** Given data **

╔══

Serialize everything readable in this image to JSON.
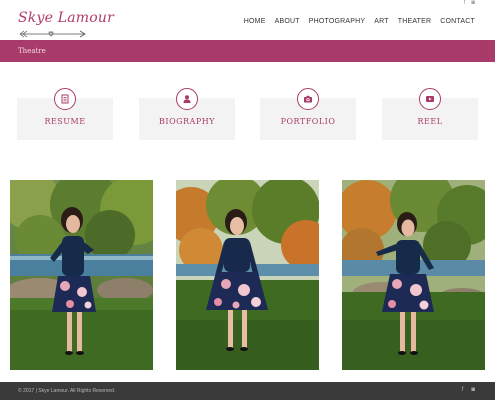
{
  "brand": {
    "logo_text": "Skye Lamour",
    "accent": "#a83b6a"
  },
  "top_social": [
    {
      "icon": "facebook-icon",
      "glyph": "f"
    },
    {
      "icon": "instagram-icon",
      "glyph": "◙"
    }
  ],
  "nav": {
    "items": [
      "HOME",
      "ABOUT",
      "PHOTOGRAPHY",
      "ART",
      "THEATER",
      "CONTACT"
    ]
  },
  "page": {
    "title": "Theatre"
  },
  "cards": [
    {
      "label": "RESUME",
      "icon": "document-icon"
    },
    {
      "label": "BIOGRAPHY",
      "icon": "person-icon"
    },
    {
      "label": "PORTFOLIO",
      "icon": "camera-icon"
    },
    {
      "label": "REEL",
      "icon": "video-play-icon"
    }
  ],
  "photos": [
    {
      "name": "photo-1"
    },
    {
      "name": "photo-2"
    },
    {
      "name": "photo-3"
    }
  ],
  "footer": {
    "copyright": "© 2017 | Skye Lamour. All Rights Reserved.",
    "social": [
      {
        "icon": "facebook-icon",
        "glyph": "f"
      },
      {
        "icon": "instagram-icon",
        "glyph": "◙"
      }
    ]
  }
}
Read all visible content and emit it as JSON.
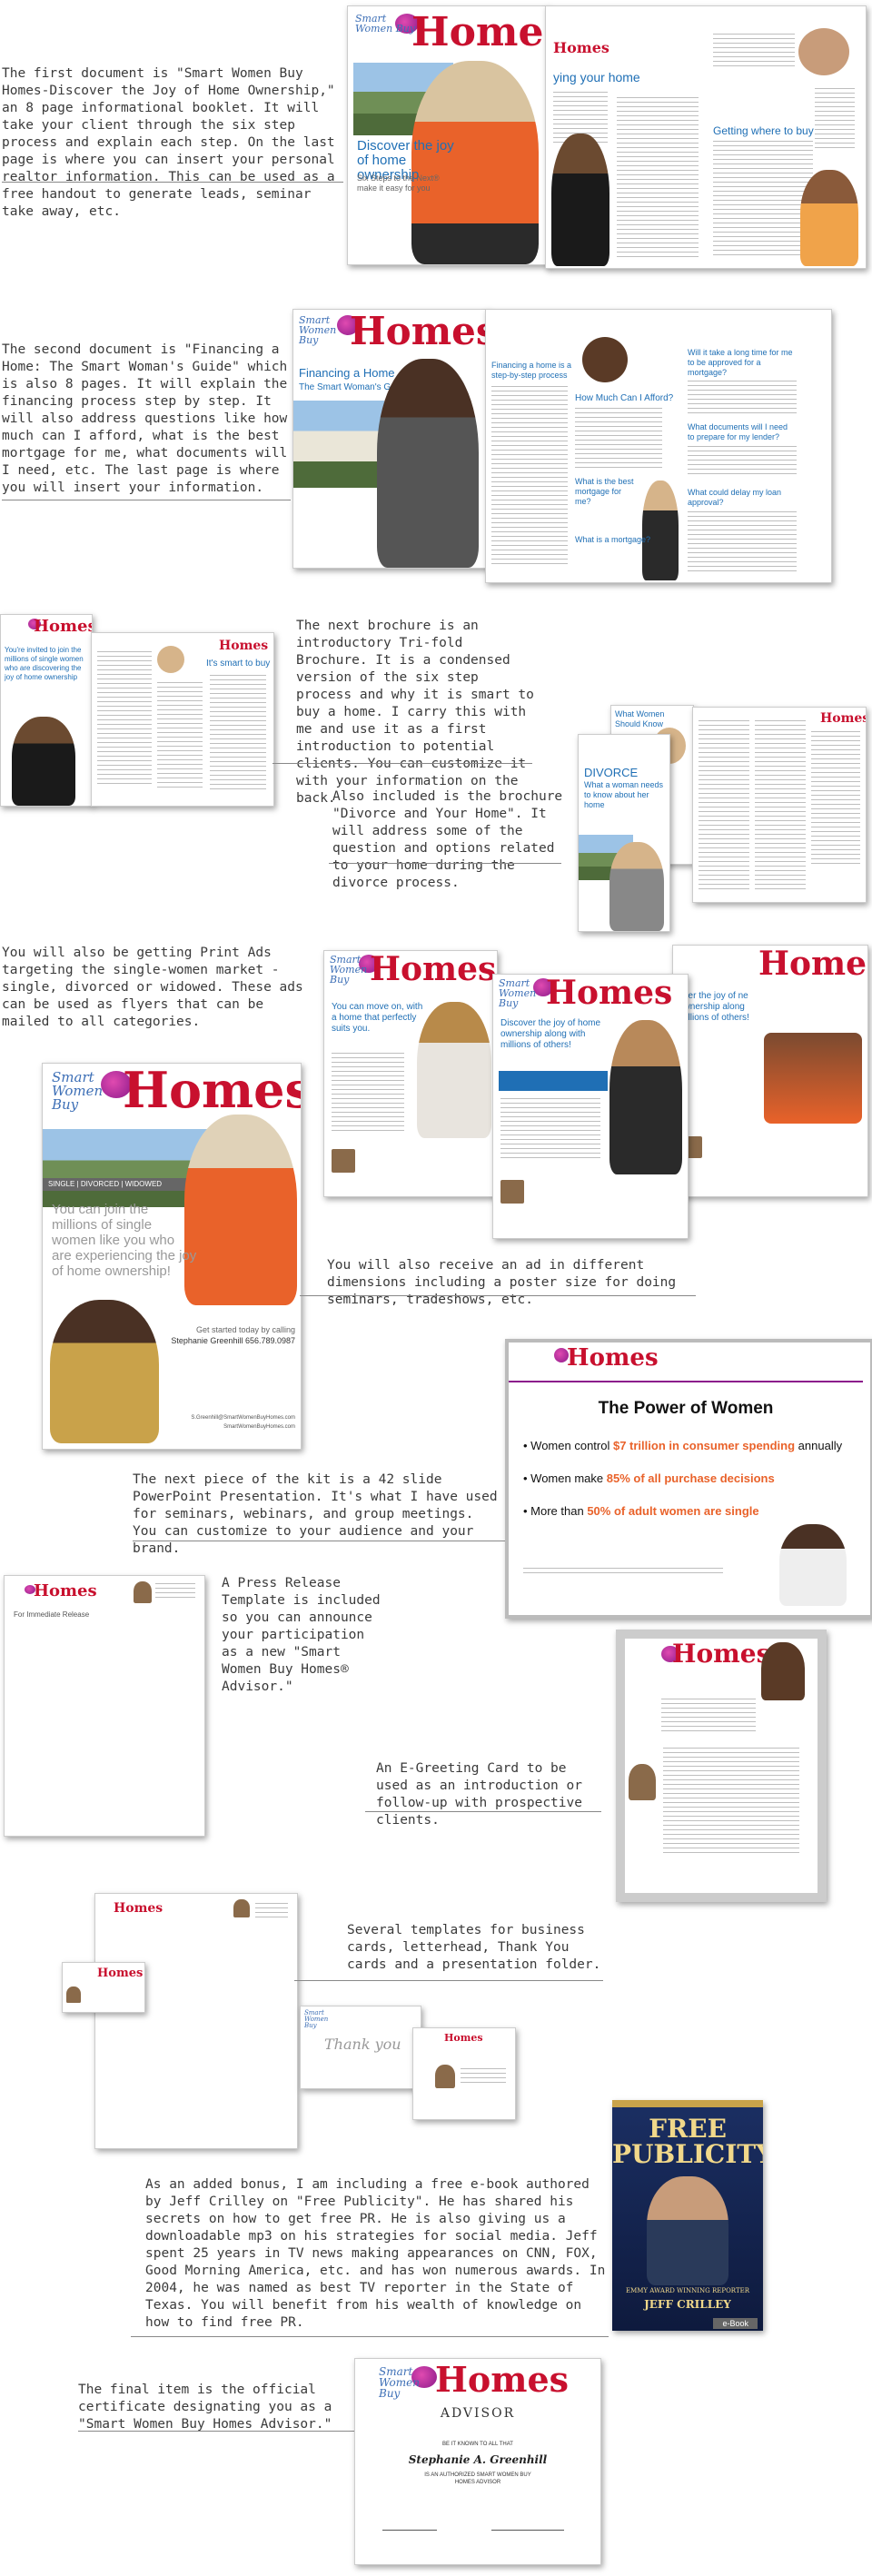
{
  "brand": {
    "smart_line": "Smart Women Buy",
    "homes": "Homes"
  },
  "sections": {
    "s1": "The first document is \"Smart Women Buy Homes-Discover the Joy of Home Ownership,\" an 8 page informational booklet.  It will take your client through the six step process and explain each step. On the last page is where you can insert your personal realtor information. This can be used as a free handout to generate leads, seminar take away, etc.",
    "s2": "The second document is \"Financing a Home: The Smart Woman's Guide\" which is also 8 pages. It will explain the financing process step by step. It will also address questions like how much can I afford, what is the best mortgage for me, what documents will I need, etc. The last page is where you will insert your information.",
    "s3": "The next brochure is an introductory Tri-fold Brochure. It is a condensed version of the six step process and why it is smart to buy a home. I carry this with me and use it as a first introduction to potential clients. You can customize it with your information on the back.",
    "s4": "Also included is the brochure \"Divorce and Your Home\". It will address some of the question and options related to your home during the divorce process.",
    "s5": "You will also be getting Print Ads targeting the single-women market - single, divorced or widowed.  These ads can be used as flyers that can be mailed to all categories.",
    "s6": "You will also receive an ad in different dimensions including a poster size for doing seminars, tradeshows, etc.",
    "s7": "The next piece of the kit is a 42 slide PowerPoint Presentation. It's what I have used for seminars, webinars, and group meetings. You can customize to your audience and your brand.",
    "s8": "A Press Release Template is included so you can announce your participation as a new \"Smart Women Buy Homes® Advisor.\"",
    "s9": "An E-Greeting Card to be used as an introduction or follow-up with prospective clients.",
    "s10": "Several templates for business cards, letterhead, Thank You cards and a presentation folder.",
    "s11": "As an added bonus, I am including a free e-book authored by Jeff Crilley on \"Free Publicity\".  He has shared his secrets on how to get free PR. He is also giving us a downloadable mp3 on his strategies for social media. Jeff spent 25 years in TV news making appearances on CNN, FOX, Good Morning America, etc. and has won numerous awards.  In 2004, he was named as best TV reporter in the State of Texas. You will benefit from his wealth of knowledge on how to find free PR.",
    "s12": "The final item is the official certificate designating you as a \"Smart Women Buy Homes Advisor.\""
  },
  "booklet1": {
    "cover_tagline": "Discover the joy of home ownership",
    "cover_sub": "Six Steps to the Next® make it easy for you",
    "inner_heading_a": "ying your home",
    "inner_heading_b": "Getting where to buy"
  },
  "booklet2": {
    "cover_title": "Financing a Home",
    "cover_sub": "The Smart Woman's Guide",
    "inner_heading_a": "Financing a home is a step-by-step process",
    "inner_heading_b": "How Much Can I Afford?",
    "inner_heading_c": "What is the best mortgage for me?",
    "inner_heading_d": "Will it take a long time for me to be approved for a mortgage?",
    "inner_heading_e": "What documents will I need to prepare for my lender?",
    "inner_heading_f": "What is a mortgage?",
    "inner_heading_g": "What could delay my loan approval?"
  },
  "trifold": {
    "invite": "You're invited to join the millions of single women who are discovering the joy of home ownership",
    "heading": "It's smart to buy"
  },
  "divorce": {
    "title": "DIVORCE",
    "sub": "What a woman needs to know about her home",
    "side": "What Women Should Know"
  },
  "ads": {
    "ad1": "You can move on, with a home that perfectly suits you.",
    "ad2": "Discover the joy of home ownership along with millions of others!",
    "ad3": "over the joy of ne ownership along millions of others!",
    "poster_banner": "SINGLE | DIVORCED | WIDOWED",
    "poster_body": "You can join the millions of single women like you who are experiencing the joy of home ownership!",
    "poster_cta": "Get started today by calling",
    "poster_name": "Stephanie Greenhill 656.789.0987",
    "poster_email": "S.Greenhill@SmartWomenBuyHomes.com",
    "poster_web": "SmartWomenBuyHomes.com"
  },
  "slide": {
    "title": "The Power of Women",
    "bullet1_pre": "Women control ",
    "bullet1_hl": "$7 trillion in consumer spending",
    "bullet1_post": " annually",
    "bullet2_pre": "Women make ",
    "bullet2_hl": "85% of all purchase decisions",
    "bullet3_pre": "More than ",
    "bullet3_hl": "50% of adult women are single"
  },
  "press": {
    "label": "For Immediate Release"
  },
  "ebook": {
    "title": "FREE PUBLICITY",
    "sub": "EMMY AWARD WINNING REPORTER",
    "author": "JEFF CRILLEY",
    "badge": "e-Book"
  },
  "greeting": {
    "thank_you": "Thank you"
  },
  "certificate": {
    "advisor": "ADVISOR",
    "be_it_known": "BE IT KNOWN TO ALL THAT",
    "name": "Stephanie A. Greenhill",
    "designation": "IS AN AUTHORIZED SMART WOMEN BUY HOMES ADVISOR"
  },
  "colors": {
    "brand_red": "#c8102e",
    "brand_blue": "#1f6fb5",
    "accent_orange": "#e9622a"
  }
}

╚══

** Task goal **
State how many lines of the records above contain the word "label", and give only that number.

** Exercise solution **
5